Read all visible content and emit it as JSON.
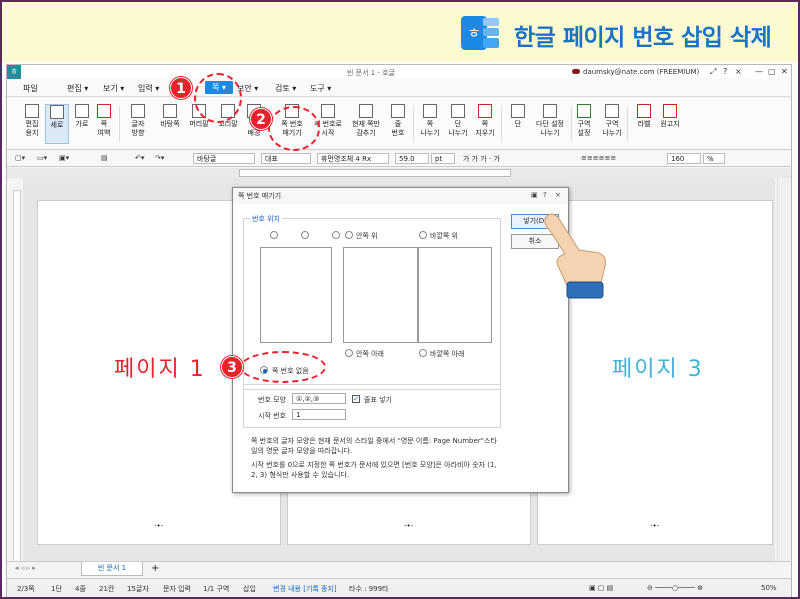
{
  "banner": {
    "title": "한글 페이지 번호 삽입 삭제",
    "icon": "hwp-logo-icon"
  },
  "window": {
    "doc_title": "빈 문서 1 - 호글",
    "user": "daumsky@nate.com (FREEMIUM)",
    "controls": [
      "⤢",
      "?",
      "×",
      "—",
      "▢",
      "✕"
    ]
  },
  "menu": {
    "items": [
      {
        "label": "파일",
        "name": "menu-file"
      },
      {
        "label": "편집 ▾",
        "name": "menu-edit"
      },
      {
        "label": "보기 ▾",
        "name": "menu-view"
      },
      {
        "label": "입력 ▾",
        "name": "menu-insert"
      },
      {
        "label": "쪽 ▾",
        "name": "menu-page"
      },
      {
        "label": "보안 ▾",
        "name": "menu-security"
      },
      {
        "label": "검토 ▾",
        "name": "menu-review"
      },
      {
        "label": "도구 ▾",
        "name": "menu-tools"
      }
    ]
  },
  "ribbon": {
    "buttons": [
      {
        "label": "편집\n용지",
        "name": "edit-paper-button"
      },
      {
        "label": "세로",
        "name": "portrait-button"
      },
      {
        "label": "가로",
        "name": "landscape-button"
      },
      {
        "label": "쪽\n여백",
        "name": "page-margin-button"
      },
      {
        "label": "글자\n방향",
        "name": "text-direction-button"
      },
      {
        "label": "바탕쪽",
        "name": "master-page-button"
      },
      {
        "label": "머리말",
        "name": "header-button"
      },
      {
        "label": "꼬리말",
        "name": "footer-button"
      },
      {
        "label": "쪽\n배경",
        "name": "page-background-button"
      },
      {
        "label": "쪽 번호\n매기기",
        "name": "page-numbering-button"
      },
      {
        "label": "새 번호로\n시작",
        "name": "new-number-button"
      },
      {
        "label": "현재 쪽만\n감추기",
        "name": "hide-current-page-button"
      },
      {
        "label": "줄\n번호",
        "name": "line-number-button"
      },
      {
        "label": "쪽\n나누기",
        "name": "page-break-button"
      },
      {
        "label": "단\n나누기",
        "name": "column-break-button"
      },
      {
        "label": "쪽\n지우기",
        "name": "delete-page-button"
      },
      {
        "label": "단",
        "name": "columns-button"
      },
      {
        "label": "다단 설정\n나누기",
        "name": "multi-column-button"
      },
      {
        "label": "구역\n설정",
        "name": "section-settings-button"
      },
      {
        "label": "구역\n나누기",
        "name": "section-break-button"
      },
      {
        "label": "라벨",
        "name": "label-button"
      },
      {
        "label": "원고지",
        "name": "manuscript-button"
      }
    ]
  },
  "format": {
    "style": "바탕글",
    "lang": "대표",
    "font": "휴먼명조체 4 Rx",
    "size": "59.0",
    "unit": "pt",
    "zoom": "160",
    "zoom_unit": "%"
  },
  "pages": {
    "page1": "페이지 1",
    "page3": "페이지 3",
    "page1_color": "#e8222b",
    "page3_color": "#3cb4d8",
    "page_mark": "-•-"
  },
  "dialog": {
    "title": "쪽 번호 매기기",
    "controls": [
      "▣",
      "?",
      "×"
    ],
    "position_group": "번호 위치",
    "pos_left_top": "안쪽 위",
    "pos_right_top": "바깥쪽 위",
    "pos_left_bottom": "안쪽 아래",
    "pos_right_bottom": "바깥쪽 아래",
    "no_number": "쪽 번호 없음",
    "options_group": "번호 모양",
    "shape_label": "번호 모양",
    "shape_value": "①,②,③",
    "include_label": "줄표 넣기",
    "start_label": "시작 번호",
    "start_value": "1",
    "note1": "쪽 번호의 글자 모양은 현재 문서의 스타일 중에서 \"영문 이름: Page Number\"스타일의 영문 글자 모양을 따라갑니다.",
    "note2": "시작 번호를 0으로 지정한 쪽 번호가 문서에 있으면 [번호 모양]은 아라비아 숫자 (1, 2, 3) 형식만 사용할 수 있습니다.",
    "insert_btn": "넣기(D)",
    "cancel_btn": "취소"
  },
  "tabs": {
    "doc_tab": "빈 문서 1",
    "add": "+"
  },
  "status": {
    "page": "2/3쪽",
    "column": "1단",
    "line": "4줄",
    "col": "21칸",
    "chars": "15글자",
    "input_mode": "문자 입력",
    "section": "1/1 구역",
    "insert": "삽입",
    "track": "변경 내용 [기록 중지]",
    "count": "타수 : 999타",
    "zoom": "50%"
  },
  "annotations": {
    "badge1": "1",
    "badge2": "2",
    "badge3": "3",
    "color": "#e8222b"
  }
}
--------
» **GIVEN INSTRUCTION**
Write the listing out a second time exactly, dropping all images.

» **OUTPUT FOR THIS EXERCISE**
Read all visible content and emit it as JSON.
{
  "banner": {
    "title": "한글 페이지 번호 삽입 삭제",
    "icon": "hwp-logo-icon"
  },
  "window": {
    "doc_title": "빈 문서 1 - 호글",
    "user": "daumsky@nate.com (FREEMIUM)",
    "controls": [
      "⤢",
      "?",
      "×",
      "—",
      "▢",
      "✕"
    ]
  },
  "menu": {
    "items": [
      {
        "label": "파일",
        "name": "menu-file"
      },
      {
        "label": "편집 ▾",
        "name": "menu-edit"
      },
      {
        "label": "보기 ▾",
        "name": "menu-view"
      },
      {
        "label": "입력 ▾",
        "name": "menu-insert"
      },
      {
        "label": "쪽 ▾",
        "name": "menu-page"
      },
      {
        "label": "보안 ▾",
        "name": "menu-security"
      },
      {
        "label": "검토 ▾",
        "name": "menu-review"
      },
      {
        "label": "도구 ▾",
        "name": "menu-tools"
      }
    ]
  },
  "ribbon": {
    "buttons": [
      {
        "label": "편집\n용지",
        "name": "edit-paper-button"
      },
      {
        "label": "세로",
        "name": "portrait-button"
      },
      {
        "label": "가로",
        "name": "landscape-button"
      },
      {
        "label": "쪽\n여백",
        "name": "page-margin-button"
      },
      {
        "label": "글자\n방향",
        "name": "text-direction-button"
      },
      {
        "label": "바탕쪽",
        "name": "master-page-button"
      },
      {
        "label": "머리말",
        "name": "header-button"
      },
      {
        "label": "꼬리말",
        "name": "footer-button"
      },
      {
        "label": "쪽\n배경",
        "name": "page-background-button"
      },
      {
        "label": "쪽 번호\n매기기",
        "name": "page-numbering-button"
      },
      {
        "label": "새 번호로\n시작",
        "name": "new-number-button"
      },
      {
        "label": "현재 쪽만\n감추기",
        "name": "hide-current-page-button"
      },
      {
        "label": "줄\n번호",
        "name": "line-number-button"
      },
      {
        "label": "쪽\n나누기",
        "name": "page-break-button"
      },
      {
        "label": "단\n나누기",
        "name": "column-break-button"
      },
      {
        "label": "쪽\n지우기",
        "name": "delete-page-button"
      },
      {
        "label": "단",
        "name": "columns-button"
      },
      {
        "label": "다단 설정\n나누기",
        "name": "multi-column-button"
      },
      {
        "label": "구역\n설정",
        "name": "section-settings-button"
      },
      {
        "label": "구역\n나누기",
        "name": "section-break-button"
      },
      {
        "label": "라벨",
        "name": "label-button"
      },
      {
        "label": "원고지",
        "name": "manuscript-button"
      }
    ]
  },
  "format": {
    "style": "바탕글",
    "lang": "대표",
    "font": "휴먼명조체 4 Rx",
    "size": "59.0",
    "unit": "pt",
    "zoom": "160",
    "zoom_unit": "%"
  },
  "pages": {
    "page1": "페이지 1",
    "page3": "페이지 3",
    "page1_color": "#e8222b",
    "page3_color": "#3cb4d8",
    "page_mark": "-•-"
  },
  "dialog": {
    "title": "쪽 번호 매기기",
    "controls": [
      "▣",
      "?",
      "×"
    ],
    "position_group": "번호 위치",
    "pos_left_top": "안쪽 위",
    "pos_right_top": "바깥쪽 위",
    "pos_left_bottom": "안쪽 아래",
    "pos_right_bottom": "바깥쪽 아래",
    "no_number": "쪽 번호 없음",
    "options_group": "번호 모양",
    "shape_label": "번호 모양",
    "shape_value": "①,②,③",
    "include_label": "줄표 넣기",
    "start_label": "시작 번호",
    "start_value": "1",
    "note1": "쪽 번호의 글자 모양은 현재 문서의 스타일 중에서 \"영문 이름: Page Number\"스타일의 영문 글자 모양을 따라갑니다.",
    "note2": "시작 번호를 0으로 지정한 쪽 번호가 문서에 있으면 [번호 모양]은 아라비아 숫자 (1, 2, 3) 형식만 사용할 수 있습니다.",
    "insert_btn": "넣기(D)",
    "cancel_btn": "취소"
  },
  "tabs": {
    "doc_tab": "빈 문서 1",
    "add": "+"
  },
  "status": {
    "page": "2/3쪽",
    "column": "1단",
    "line": "4줄",
    "col": "21칸",
    "chars": "15글자",
    "input_mode": "문자 입력",
    "section": "1/1 구역",
    "insert": "삽입",
    "track": "변경 내용 [기록 중지]",
    "count": "타수 : 999타",
    "zoom": "50%"
  },
  "annotations": {
    "badge1": "1",
    "badge2": "2",
    "badge3": "3",
    "color": "#e8222b"
  }
}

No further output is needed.